Note each line of the listing that contains the string "from", and copy it.

** Begin **

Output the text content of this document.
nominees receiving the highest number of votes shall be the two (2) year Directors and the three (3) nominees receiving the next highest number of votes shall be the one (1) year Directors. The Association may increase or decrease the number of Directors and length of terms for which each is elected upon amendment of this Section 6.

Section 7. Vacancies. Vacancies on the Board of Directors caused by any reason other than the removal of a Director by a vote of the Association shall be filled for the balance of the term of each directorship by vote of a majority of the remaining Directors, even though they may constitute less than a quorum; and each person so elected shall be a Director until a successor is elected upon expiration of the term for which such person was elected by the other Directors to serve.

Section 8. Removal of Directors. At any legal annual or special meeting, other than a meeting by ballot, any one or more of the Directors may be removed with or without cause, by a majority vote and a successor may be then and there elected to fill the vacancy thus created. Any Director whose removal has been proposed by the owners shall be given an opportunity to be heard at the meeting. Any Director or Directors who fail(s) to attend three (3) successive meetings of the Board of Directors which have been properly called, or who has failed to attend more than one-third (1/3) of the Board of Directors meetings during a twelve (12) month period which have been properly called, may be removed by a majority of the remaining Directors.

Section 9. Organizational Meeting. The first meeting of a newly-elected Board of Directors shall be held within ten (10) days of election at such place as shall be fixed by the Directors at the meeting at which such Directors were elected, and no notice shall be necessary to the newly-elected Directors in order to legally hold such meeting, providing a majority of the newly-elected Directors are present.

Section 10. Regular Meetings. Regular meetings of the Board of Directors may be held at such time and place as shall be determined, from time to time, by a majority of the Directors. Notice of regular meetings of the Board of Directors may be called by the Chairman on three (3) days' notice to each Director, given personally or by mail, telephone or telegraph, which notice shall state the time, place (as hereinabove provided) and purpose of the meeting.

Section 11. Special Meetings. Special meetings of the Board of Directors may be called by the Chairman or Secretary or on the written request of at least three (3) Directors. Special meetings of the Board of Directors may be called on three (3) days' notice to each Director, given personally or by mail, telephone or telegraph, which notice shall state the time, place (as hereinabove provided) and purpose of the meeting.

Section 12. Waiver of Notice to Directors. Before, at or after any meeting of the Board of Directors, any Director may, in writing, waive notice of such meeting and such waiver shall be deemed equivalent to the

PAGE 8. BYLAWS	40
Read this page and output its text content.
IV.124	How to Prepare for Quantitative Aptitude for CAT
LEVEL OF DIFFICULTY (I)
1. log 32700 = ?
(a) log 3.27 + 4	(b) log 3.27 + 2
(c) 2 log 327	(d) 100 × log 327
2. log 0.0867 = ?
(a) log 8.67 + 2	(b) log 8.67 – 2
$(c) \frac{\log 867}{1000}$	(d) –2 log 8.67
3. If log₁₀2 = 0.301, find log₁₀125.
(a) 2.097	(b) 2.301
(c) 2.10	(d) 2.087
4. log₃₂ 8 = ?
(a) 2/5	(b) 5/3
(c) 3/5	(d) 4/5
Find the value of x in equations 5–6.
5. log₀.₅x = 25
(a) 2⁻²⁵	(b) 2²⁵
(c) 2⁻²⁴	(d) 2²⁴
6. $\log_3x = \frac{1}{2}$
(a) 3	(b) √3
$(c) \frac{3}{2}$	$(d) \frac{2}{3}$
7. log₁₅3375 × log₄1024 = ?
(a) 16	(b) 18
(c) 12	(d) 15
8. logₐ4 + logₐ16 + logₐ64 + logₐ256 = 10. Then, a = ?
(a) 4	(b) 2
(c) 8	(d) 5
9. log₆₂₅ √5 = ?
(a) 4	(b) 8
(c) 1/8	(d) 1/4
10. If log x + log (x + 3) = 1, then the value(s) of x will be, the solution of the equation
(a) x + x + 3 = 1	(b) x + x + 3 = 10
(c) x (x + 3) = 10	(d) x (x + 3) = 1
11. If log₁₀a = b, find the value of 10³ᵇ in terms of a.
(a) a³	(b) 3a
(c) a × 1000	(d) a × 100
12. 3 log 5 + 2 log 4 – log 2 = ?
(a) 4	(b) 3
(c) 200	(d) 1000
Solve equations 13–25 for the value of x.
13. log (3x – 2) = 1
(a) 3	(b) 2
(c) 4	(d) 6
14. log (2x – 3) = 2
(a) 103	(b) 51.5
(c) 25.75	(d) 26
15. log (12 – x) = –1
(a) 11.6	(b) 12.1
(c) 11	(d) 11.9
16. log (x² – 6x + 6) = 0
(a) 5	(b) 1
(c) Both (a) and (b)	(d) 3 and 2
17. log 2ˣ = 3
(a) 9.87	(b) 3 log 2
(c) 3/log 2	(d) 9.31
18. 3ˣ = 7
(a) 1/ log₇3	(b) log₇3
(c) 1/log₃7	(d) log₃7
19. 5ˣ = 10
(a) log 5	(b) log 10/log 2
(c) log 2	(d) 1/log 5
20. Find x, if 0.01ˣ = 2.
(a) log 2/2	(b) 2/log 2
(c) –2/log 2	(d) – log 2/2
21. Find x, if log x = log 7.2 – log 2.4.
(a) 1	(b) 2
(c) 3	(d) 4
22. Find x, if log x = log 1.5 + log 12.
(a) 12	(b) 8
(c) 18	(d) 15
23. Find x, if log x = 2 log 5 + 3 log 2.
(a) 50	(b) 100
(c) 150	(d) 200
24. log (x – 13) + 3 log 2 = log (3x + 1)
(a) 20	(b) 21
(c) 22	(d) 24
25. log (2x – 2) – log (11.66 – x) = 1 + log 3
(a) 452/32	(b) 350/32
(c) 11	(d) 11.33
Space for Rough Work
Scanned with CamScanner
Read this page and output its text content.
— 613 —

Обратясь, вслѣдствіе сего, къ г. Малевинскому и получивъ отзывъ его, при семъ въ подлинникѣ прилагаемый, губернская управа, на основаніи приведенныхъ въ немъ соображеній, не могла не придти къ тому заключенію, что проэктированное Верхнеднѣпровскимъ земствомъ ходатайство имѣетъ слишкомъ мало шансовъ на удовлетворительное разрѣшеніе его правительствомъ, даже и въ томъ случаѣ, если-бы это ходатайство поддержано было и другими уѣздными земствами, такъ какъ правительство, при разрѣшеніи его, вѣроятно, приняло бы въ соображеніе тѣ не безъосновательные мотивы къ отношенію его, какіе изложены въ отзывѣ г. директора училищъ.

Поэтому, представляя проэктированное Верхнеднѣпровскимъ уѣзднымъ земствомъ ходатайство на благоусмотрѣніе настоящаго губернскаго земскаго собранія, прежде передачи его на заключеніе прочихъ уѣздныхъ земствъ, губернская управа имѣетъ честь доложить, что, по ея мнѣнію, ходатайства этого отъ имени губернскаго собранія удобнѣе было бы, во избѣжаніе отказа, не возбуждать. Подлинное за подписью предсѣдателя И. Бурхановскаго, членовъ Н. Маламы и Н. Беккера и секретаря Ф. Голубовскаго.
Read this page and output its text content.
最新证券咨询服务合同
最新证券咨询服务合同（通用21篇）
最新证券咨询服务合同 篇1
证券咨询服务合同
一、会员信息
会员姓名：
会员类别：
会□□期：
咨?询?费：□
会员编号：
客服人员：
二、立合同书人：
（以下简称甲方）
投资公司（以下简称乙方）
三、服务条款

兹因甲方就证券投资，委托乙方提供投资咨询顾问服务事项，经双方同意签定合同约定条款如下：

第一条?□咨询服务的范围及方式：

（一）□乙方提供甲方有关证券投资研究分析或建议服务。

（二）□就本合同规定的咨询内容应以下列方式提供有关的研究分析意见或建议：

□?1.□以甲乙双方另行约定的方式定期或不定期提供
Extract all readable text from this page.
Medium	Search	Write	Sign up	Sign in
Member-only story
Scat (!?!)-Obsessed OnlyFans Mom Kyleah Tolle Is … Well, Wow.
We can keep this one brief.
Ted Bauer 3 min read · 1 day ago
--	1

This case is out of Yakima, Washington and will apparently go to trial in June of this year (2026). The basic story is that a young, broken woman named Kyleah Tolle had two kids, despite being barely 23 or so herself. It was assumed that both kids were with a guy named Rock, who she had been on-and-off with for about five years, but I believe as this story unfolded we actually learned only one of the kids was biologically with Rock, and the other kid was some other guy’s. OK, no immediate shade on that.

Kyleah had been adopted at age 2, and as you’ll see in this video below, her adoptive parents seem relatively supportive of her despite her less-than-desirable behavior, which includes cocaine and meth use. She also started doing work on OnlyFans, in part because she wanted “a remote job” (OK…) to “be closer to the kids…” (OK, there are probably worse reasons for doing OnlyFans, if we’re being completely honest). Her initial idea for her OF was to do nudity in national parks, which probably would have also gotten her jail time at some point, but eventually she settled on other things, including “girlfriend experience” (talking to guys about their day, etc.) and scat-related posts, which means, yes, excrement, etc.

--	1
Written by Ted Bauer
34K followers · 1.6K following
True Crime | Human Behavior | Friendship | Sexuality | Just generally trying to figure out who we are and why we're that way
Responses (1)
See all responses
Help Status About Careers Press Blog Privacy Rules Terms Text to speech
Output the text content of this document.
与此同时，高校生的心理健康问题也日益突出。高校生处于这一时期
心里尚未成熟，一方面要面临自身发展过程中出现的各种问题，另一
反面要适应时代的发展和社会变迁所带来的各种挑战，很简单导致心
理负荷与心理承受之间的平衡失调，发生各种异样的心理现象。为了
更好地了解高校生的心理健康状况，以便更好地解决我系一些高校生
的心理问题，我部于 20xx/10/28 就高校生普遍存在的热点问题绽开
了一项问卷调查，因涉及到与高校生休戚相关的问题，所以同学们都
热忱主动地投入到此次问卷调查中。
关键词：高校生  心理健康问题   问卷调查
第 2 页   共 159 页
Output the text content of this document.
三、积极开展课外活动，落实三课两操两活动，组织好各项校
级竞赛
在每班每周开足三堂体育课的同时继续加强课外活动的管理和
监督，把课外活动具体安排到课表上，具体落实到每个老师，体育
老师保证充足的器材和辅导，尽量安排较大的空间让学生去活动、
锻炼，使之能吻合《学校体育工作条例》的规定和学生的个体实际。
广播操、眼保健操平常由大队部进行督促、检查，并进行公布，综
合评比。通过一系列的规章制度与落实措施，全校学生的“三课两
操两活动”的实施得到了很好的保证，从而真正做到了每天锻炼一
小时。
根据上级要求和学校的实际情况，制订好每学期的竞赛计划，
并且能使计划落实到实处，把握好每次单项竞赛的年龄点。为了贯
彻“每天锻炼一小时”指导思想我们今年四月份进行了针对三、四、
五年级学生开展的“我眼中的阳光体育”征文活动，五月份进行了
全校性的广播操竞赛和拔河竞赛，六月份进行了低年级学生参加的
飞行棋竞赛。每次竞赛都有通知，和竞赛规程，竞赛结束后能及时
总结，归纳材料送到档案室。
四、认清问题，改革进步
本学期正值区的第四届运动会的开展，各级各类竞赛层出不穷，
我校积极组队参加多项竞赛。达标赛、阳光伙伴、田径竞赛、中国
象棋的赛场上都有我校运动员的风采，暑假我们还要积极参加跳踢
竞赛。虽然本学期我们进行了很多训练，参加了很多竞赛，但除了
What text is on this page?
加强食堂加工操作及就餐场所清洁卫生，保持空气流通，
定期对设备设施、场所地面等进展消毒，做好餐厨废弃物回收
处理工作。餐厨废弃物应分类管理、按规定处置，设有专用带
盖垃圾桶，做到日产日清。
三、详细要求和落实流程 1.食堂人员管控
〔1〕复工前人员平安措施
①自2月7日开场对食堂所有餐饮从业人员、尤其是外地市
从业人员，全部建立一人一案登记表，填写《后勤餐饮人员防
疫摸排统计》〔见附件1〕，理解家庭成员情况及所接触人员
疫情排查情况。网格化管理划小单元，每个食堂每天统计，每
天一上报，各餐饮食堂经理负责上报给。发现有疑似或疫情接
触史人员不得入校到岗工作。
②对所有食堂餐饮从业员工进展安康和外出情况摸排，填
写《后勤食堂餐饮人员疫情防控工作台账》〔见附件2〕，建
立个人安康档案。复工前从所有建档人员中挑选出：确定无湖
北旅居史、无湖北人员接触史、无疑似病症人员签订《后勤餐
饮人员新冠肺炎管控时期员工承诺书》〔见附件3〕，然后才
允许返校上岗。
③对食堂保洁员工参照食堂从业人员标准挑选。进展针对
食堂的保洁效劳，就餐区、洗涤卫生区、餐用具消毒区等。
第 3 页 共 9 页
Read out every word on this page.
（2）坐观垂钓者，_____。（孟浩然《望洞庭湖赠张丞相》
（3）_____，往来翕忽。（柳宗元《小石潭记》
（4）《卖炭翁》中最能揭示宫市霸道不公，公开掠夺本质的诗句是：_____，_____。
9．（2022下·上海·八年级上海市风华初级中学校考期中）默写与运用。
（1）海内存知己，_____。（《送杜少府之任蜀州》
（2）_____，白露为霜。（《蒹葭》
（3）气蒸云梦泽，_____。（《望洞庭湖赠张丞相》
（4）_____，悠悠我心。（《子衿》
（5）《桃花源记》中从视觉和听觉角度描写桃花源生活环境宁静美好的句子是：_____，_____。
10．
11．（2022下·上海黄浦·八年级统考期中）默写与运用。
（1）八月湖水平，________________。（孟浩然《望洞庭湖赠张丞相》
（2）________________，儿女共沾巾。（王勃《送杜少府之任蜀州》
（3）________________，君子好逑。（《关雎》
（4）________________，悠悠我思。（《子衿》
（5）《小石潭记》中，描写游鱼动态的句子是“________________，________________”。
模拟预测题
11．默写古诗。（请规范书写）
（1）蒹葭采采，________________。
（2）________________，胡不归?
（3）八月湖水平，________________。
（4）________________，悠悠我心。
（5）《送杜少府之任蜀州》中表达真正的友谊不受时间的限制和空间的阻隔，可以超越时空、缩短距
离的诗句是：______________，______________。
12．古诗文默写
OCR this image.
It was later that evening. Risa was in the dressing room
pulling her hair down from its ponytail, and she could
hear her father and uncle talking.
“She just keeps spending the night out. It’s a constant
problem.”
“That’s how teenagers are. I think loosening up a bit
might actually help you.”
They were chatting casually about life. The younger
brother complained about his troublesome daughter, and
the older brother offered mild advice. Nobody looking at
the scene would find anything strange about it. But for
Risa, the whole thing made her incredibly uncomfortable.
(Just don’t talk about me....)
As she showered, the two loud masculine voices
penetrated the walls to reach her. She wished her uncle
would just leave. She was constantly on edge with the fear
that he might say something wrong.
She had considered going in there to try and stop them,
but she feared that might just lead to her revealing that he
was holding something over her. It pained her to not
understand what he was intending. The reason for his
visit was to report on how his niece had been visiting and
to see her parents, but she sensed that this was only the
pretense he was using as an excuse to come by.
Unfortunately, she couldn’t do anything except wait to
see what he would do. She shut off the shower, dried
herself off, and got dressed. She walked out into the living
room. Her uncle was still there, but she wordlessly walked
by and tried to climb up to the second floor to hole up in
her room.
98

** End **

◆ ANSWER IN FULL:
Section 10. Regular Meetings. Regular meetings of the Board of Directors may be held at such time and place as shall be determined, from time to time, by a majority of the Directors. Notice of regular meetings of the Board of Directors may be called by the Chairman on three (3) days' notice to each Director, given personally or by mail, telephone or telegraph, which notice shall state the time, place (as hereinabove provided) and purpose of the meeting.
Extract all readable text from this page.
pulling her hair down from its ponytail, and she could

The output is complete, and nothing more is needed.